> Directions: Print the material underneath in full, keeping every line exactly as it is.

> Entries provided:

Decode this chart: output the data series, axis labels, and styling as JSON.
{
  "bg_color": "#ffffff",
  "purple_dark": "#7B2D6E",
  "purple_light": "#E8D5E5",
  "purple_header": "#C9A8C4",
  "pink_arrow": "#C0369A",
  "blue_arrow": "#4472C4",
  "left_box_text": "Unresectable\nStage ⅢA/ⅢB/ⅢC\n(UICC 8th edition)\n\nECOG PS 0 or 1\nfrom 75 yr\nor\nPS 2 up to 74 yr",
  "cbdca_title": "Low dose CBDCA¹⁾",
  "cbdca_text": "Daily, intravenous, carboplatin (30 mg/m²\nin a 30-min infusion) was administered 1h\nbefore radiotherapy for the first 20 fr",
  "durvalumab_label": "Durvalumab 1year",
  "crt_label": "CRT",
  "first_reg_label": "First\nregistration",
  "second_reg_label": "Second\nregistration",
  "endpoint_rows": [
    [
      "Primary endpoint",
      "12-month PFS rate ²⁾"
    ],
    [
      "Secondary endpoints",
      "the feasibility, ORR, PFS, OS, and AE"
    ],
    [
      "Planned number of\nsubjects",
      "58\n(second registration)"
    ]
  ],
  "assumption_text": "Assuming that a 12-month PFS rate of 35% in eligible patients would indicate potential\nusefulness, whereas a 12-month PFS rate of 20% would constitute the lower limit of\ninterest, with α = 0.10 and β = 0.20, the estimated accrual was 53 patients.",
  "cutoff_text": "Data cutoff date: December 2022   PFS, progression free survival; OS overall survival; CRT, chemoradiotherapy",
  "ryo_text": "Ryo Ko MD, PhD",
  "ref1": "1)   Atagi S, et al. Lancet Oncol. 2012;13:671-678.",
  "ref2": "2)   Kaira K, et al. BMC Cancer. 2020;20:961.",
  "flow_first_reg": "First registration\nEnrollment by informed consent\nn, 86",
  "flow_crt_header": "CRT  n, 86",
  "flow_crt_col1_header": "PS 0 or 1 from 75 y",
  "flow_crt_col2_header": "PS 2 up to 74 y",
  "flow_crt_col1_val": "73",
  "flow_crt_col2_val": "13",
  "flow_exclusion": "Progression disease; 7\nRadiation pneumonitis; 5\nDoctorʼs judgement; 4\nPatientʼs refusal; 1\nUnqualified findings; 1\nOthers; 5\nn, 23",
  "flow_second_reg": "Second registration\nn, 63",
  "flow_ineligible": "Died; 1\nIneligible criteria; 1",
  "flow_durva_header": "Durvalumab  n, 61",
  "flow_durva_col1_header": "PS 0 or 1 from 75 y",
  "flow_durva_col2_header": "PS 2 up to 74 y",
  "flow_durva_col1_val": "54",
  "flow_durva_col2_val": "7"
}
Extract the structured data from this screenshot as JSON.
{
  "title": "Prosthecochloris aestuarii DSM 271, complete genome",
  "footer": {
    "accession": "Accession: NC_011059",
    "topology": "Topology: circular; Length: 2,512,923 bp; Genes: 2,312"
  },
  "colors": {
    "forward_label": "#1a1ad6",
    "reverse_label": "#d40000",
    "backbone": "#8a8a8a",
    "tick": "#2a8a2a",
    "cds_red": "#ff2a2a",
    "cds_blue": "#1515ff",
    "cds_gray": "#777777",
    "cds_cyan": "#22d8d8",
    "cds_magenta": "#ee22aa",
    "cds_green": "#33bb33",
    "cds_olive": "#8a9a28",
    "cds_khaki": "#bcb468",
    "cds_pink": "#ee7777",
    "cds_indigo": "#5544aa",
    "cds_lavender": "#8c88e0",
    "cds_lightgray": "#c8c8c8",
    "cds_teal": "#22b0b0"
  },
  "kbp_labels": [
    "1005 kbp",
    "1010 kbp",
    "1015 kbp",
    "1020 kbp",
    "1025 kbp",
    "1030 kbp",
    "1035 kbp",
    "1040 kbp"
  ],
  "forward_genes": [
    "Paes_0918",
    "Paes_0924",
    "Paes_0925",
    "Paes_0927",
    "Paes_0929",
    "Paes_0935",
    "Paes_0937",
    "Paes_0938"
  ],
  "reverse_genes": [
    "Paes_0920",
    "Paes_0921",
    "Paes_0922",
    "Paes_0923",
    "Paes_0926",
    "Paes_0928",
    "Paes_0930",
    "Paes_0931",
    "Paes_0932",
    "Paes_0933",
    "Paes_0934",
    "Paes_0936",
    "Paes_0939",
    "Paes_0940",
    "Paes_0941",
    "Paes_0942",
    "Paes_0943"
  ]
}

> Answer to this exercise:
Decode this chart: output the data series, axis labels, and styling as JSON.
{
  "bg_color": "#ffffff",
  "purple_dark": "#7B2D6E",
  "purple_light": "#E8D5E5",
  "purple_header": "#C9A8C4",
  "pink_arrow": "#C0369A",
  "blue_arrow": "#4472C4",
  "left_box_text": "Unresectable\nStage ⅢA/ⅢB/ⅢC\n(UICC 8th edition)\n\nECOG PS 0 or 1\nfrom 75 yr\nor\nPS 2 up to 74 yr",
  "cbdca_title": "Low dose CBDCA¹⁾",
  "cbdca_text": "Daily, intravenous, carboplatin (30 mg/m²\nin a 30-min infusion) was administered 1h\nbefore radiotherapy for the first 20 fr",
  "durvalumab_label": "Durvalumab 1year",
  "crt_label": "CRT",
  "first_reg_label": "First\nregistration",
  "second_reg_label": "Second\nregistration",
  "endpoint_rows": [
    [
      "Primary endpoint",
      "12-month PFS rate ²⁾"
    ],
    [
      "Secondary endpoints",
      "the feasibility, ORR, PFS, OS, and AE"
    ],
    [
      "Planned number of\nsubjects",
      "58\n(second registration)"
    ]
  ],
  "assumption_text": "Assuming that a 12-month PFS rate of 35% in eligible patients would indicate potential\nusefulness, whereas a 12-month PFS rate of 20% would constitute the lower limit of\ninterest, with α = 0.10 and β = 0.20, the estimated accrual was 53 patients.",
  "cutoff_text": "Data cutoff date: December 2022   PFS, progression free survival; OS overall survival; CRT, chemoradiotherapy",
  "ryo_text": "Ryo Ko MD, PhD",
  "ref1": "1)   Atagi S, et al. Lancet Oncol. 2012;13:671-678.",
  "ref2": "2)   Kaira K, et al. BMC Cancer. 2020;20:961.",
  "flow_first_reg": "First registration\nEnrollment by informed consent\nn, 86",
  "flow_crt_header": "CRT  n, 86",
  "flow_crt_col1_header": "PS 0 or 1 from 75 y",
  "flow_crt_col2_header": "PS 2 up to 74 y",
  "flow_crt_col1_val": "73",
  "flow_crt_col2_val": "13",
  "flow_exclusion": "Progression disease; 7\nRadiation pneumonitis; 5\nDoctorʼs judgement; 4\nPatientʼs refusal; 1\nUnqualified findings; 1\nOthers; 5\nn, 23",
  "flow_second_reg": "Second registration\nn, 63",
  "flow_ineligible": "Died; 1\nIneligible criteria; 1",
  "flow_durva_header": "Durvalumab  n, 61",
  "flow_durva_col1_header": "PS 0 or 1 from 75 y",
  "flow_durva_col2_header": "PS 2 up to 74 y",
  "flow_durva_col1_val": "54",
  "flow_durva_col2_val": "7"
}
Extract the structured data from this screenshot as JSON.
{
  "title": "Prosthecochloris aestuarii DSM 271, complete genome",
  "footer": {
    "accession": "Accession: NC_011059",
    "topology": "Topology: circular; Length: 2,512,923 bp; Genes: 2,312"
  },
  "colors": {
    "forward_label": "#1a1ad6",
    "reverse_label": "#d40000",
    "backbone": "#8a8a8a",
    "tick": "#2a8a2a",
    "cds_red": "#ff2a2a",
    "cds_blue": "#1515ff",
    "cds_gray": "#777777",
    "cds_cyan": "#22d8d8",
    "cds_magenta": "#ee22aa",
    "cds_green": "#33bb33",
    "cds_olive": "#8a9a28",
    "cds_khaki": "#bcb468",
    "cds_pink": "#ee7777",
    "cds_indigo": "#5544aa",
    "cds_lavender": "#8c88e0",
    "cds_lightgray": "#c8c8c8",
    "cds_teal": "#22b0b0"
  },
  "kbp_labels": [
    "1005 kbp",
    "1010 kbp",
    "1015 kbp",
    "1020 kbp",
    "1025 kbp",
    "1030 kbp",
    "1035 kbp",
    "1040 kbp"
  ],
  "forward_genes": [
    "Paes_0918",
    "Paes_0924",
    "Paes_0925",
    "Paes_0927",
    "Paes_0929",
    "Paes_0935",
    "Paes_0937",
    "Paes_0938"
  ],
  "reverse_genes": [
    "Paes_0920",
    "Paes_0921",
    "Paes_0922",
    "Paes_0923",
    "Paes_0926",
    "Paes_0928",
    "Paes_0930",
    "Paes_0931",
    "Paes_0932",
    "Paes_0933",
    "Paes_0934",
    "Paes_0936",
    "Paes_0939",
    "Paes_0940",
    "Paes_0941",
    "Paes_0942",
    "Paes_0943"
  ]
}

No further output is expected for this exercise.